> _TASK BRIEF_: Transcribe all the records exactly and omit any images they hold.

-- BEGIN DATASET ENTRIES --

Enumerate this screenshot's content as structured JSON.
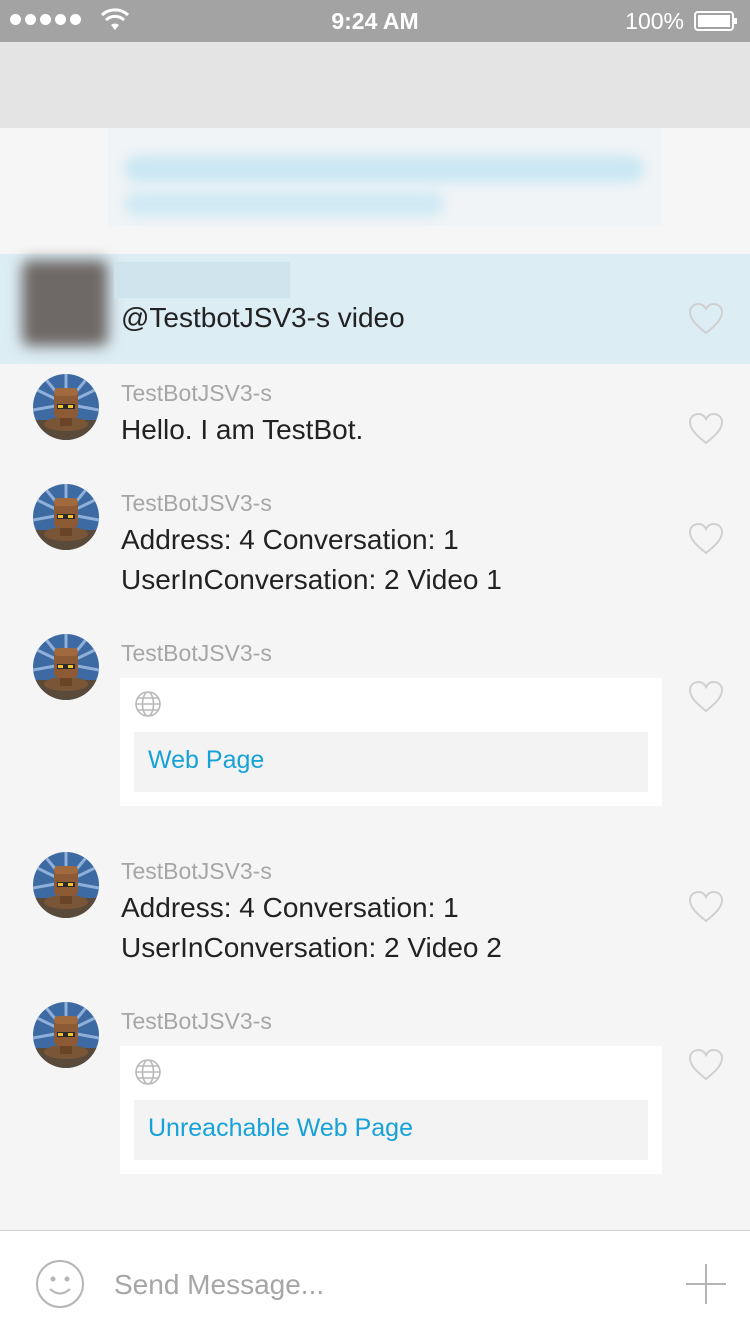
{
  "status_bar": {
    "time": "9:24 AM",
    "battery": "100%",
    "icons": [
      "signal-icon",
      "wifi-icon",
      "battery-icon"
    ]
  },
  "colors": {
    "accent_link": "#16a2d8",
    "selected_row": "#dcedf4",
    "sender_gray": "#a6a6a6"
  },
  "mention": {
    "text": "@TestbotJSV3-s video"
  },
  "messages": [
    {
      "sender": "TestBotJSV3-s",
      "lines": [
        "Hello. I am TestBot."
      ]
    },
    {
      "sender": "TestBotJSV3-s",
      "lines": [
        "Address: 4 Conversation: 1",
        "UserInConversation: 2 Video 1"
      ]
    },
    {
      "sender": "TestBotJSV3-s",
      "card_link": "Web Page"
    },
    {
      "sender": "TestBotJSV3-s",
      "lines": [
        "Address: 4 Conversation: 1",
        "UserInConversation: 2 Video 2"
      ]
    },
    {
      "sender": "TestBotJSV3-s",
      "card_link": "Unreachable Web Page"
    }
  ],
  "composer": {
    "placeholder": "Send Message..."
  }
}
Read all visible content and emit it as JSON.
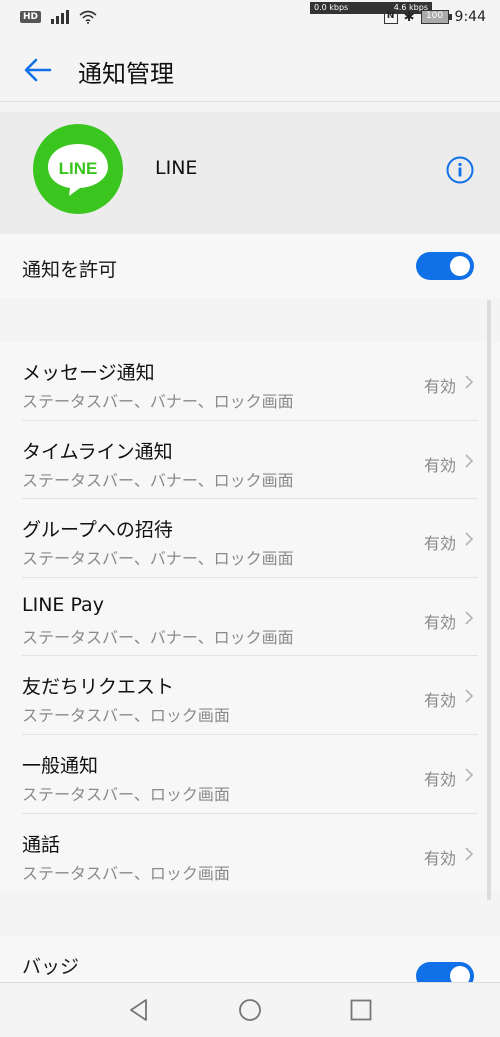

-- END DATASET ENTRIES --

> _ANSWER FOR THE TASK_:
Enumerate this screenshot's content as structured JSON.
{
  "status_bar": {
    "time": "9:24 AM",
    "battery": "100%",
    "icons": [
      "signal-icon",
      "wifi-icon",
      "battery-icon"
    ]
  },
  "colors": {
    "accent_link": "#16a2d8",
    "selected_row": "#dcedf4",
    "sender_gray": "#a6a6a6"
  },
  "mention": {
    "text": "@TestbotJSV3-s video"
  },
  "messages": [
    {
      "sender": "TestBotJSV3-s",
      "lines": [
        "Hello. I am TestBot."
      ]
    },
    {
      "sender": "TestBotJSV3-s",
      "lines": [
        "Address: 4 Conversation: 1",
        "UserInConversation: 2 Video 1"
      ]
    },
    {
      "sender": "TestBotJSV3-s",
      "card_link": "Web Page"
    },
    {
      "sender": "TestBotJSV3-s",
      "lines": [
        "Address: 4 Conversation: 1",
        "UserInConversation: 2 Video 2"
      ]
    },
    {
      "sender": "TestBotJSV3-s",
      "card_link": "Unreachable Web Page"
    }
  ],
  "composer": {
    "placeholder": "Send Message..."
  }
}
Read all visible content and emit it as JSON.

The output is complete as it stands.